BEGIN

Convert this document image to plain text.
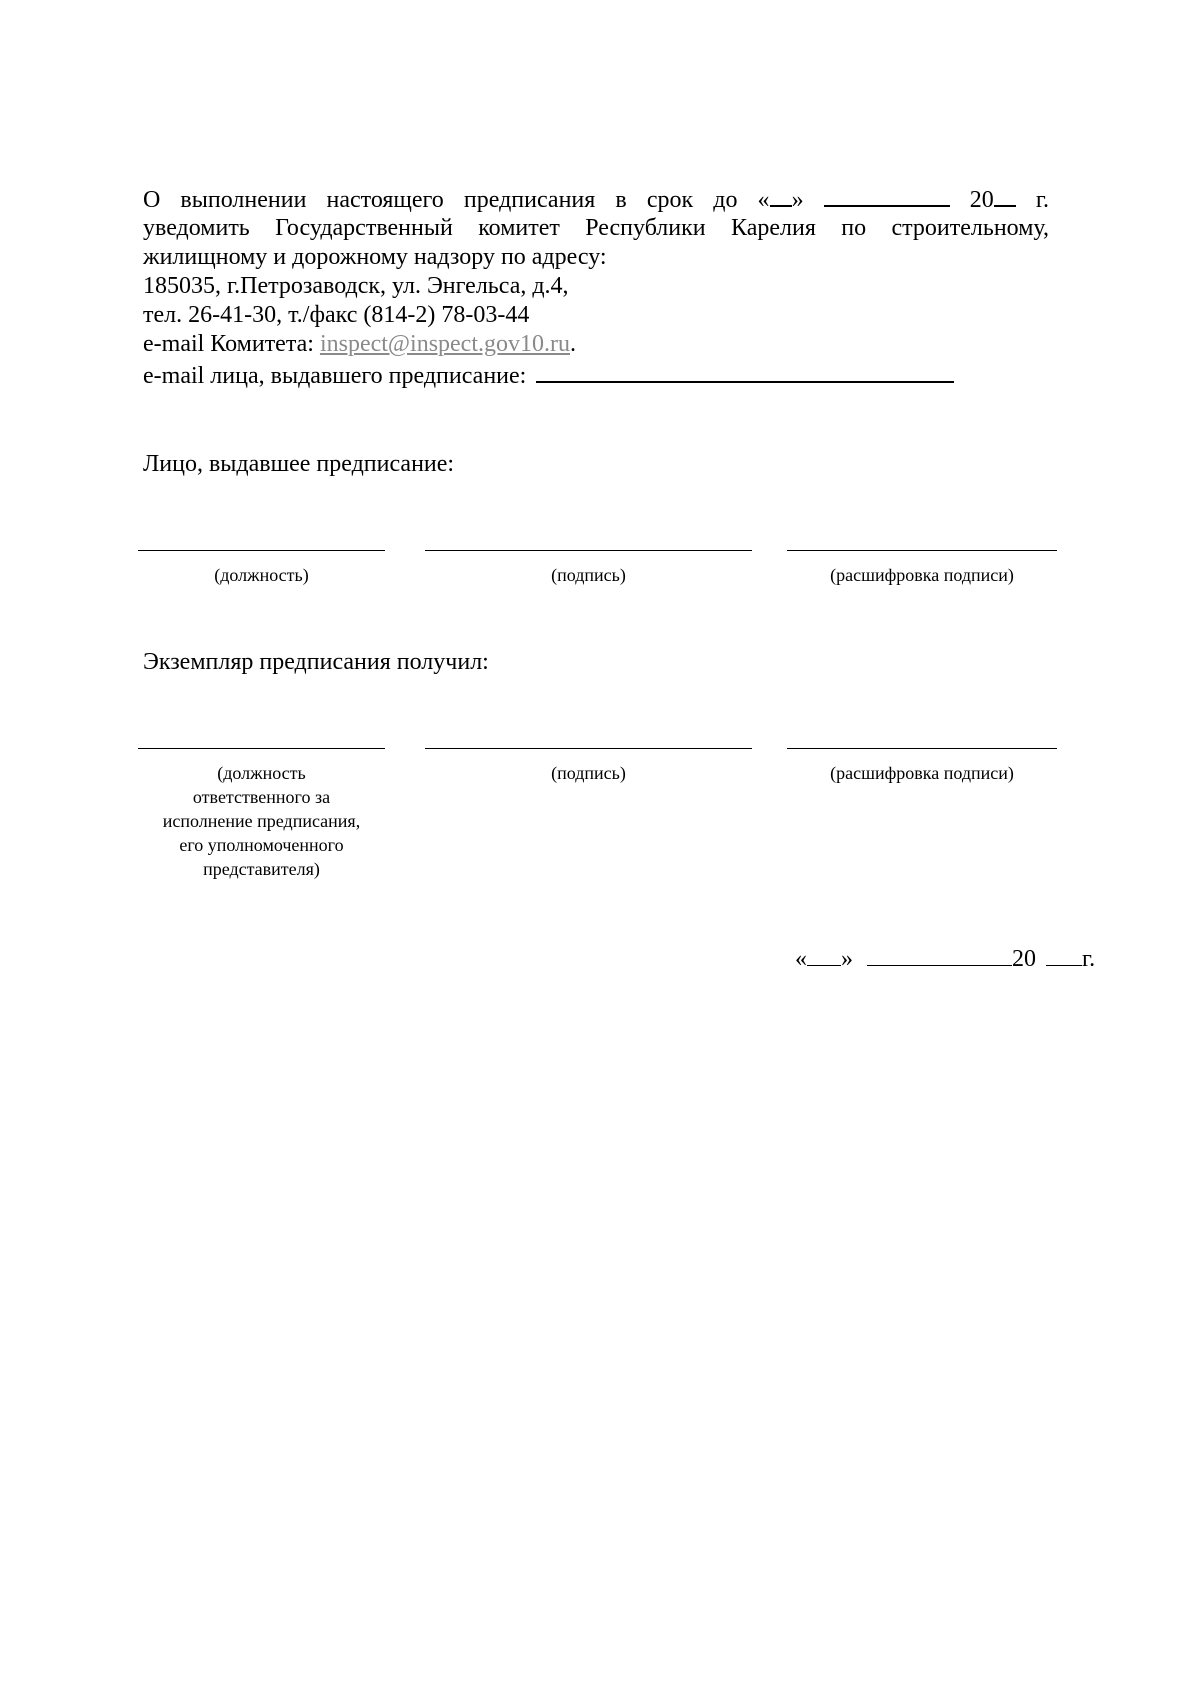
О выполнении настоящего предписания в срок до « »	20 г.
уведомить Государственный комитет Республики Карелия по строительному,
жилищному и дорожному надзору по адресу:
185035, г.Петрозаводск, ул. Энгельса, д.4,
тел. 26-41-30, т./факс (814-2) 78-03-44
e-mail Комитета: inspect@inspect.gov10.ru.
e-mail лица, выдавшего предписание:
Лицо, выдавшее предписание:
(должность)	(подпись)	(расшифровка подписи)
Экземпляр предписания получил:
(должность
ответственного за
исполнение предписания,
его уполномоченного
представителя)
(подпись)	(расшифровка подписи)
« »	20 г.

END

→ TASK REQUIREMENTS
Repeat verbatim all the material, but not the pictures.

→ RESPONSE TO THIS EXERCISE
Convert this document image to plain text.
О выполнении настоящего предписания в срок до « »	20 г.
уведомить Государственный комитет Республики Карелия по строительному,
жилищному и дорожному надзору по адресу:
185035, г.Петрозаводск, ул. Энгельса, д.4,
тел. 26-41-30, т./факс (814-2) 78-03-44
e-mail Комитета: inspect@inspect.gov10.ru.
e-mail лица, выдавшего предписание:
Лицо, выдавшее предписание:
(должность)	(подпись)	(расшифровка подписи)
Экземпляр предписания получил:
(должность
ответственного за
исполнение предписания,
его уполномоченного
представителя)
(подпись)	(расшифровка подписи)
« »	20 г.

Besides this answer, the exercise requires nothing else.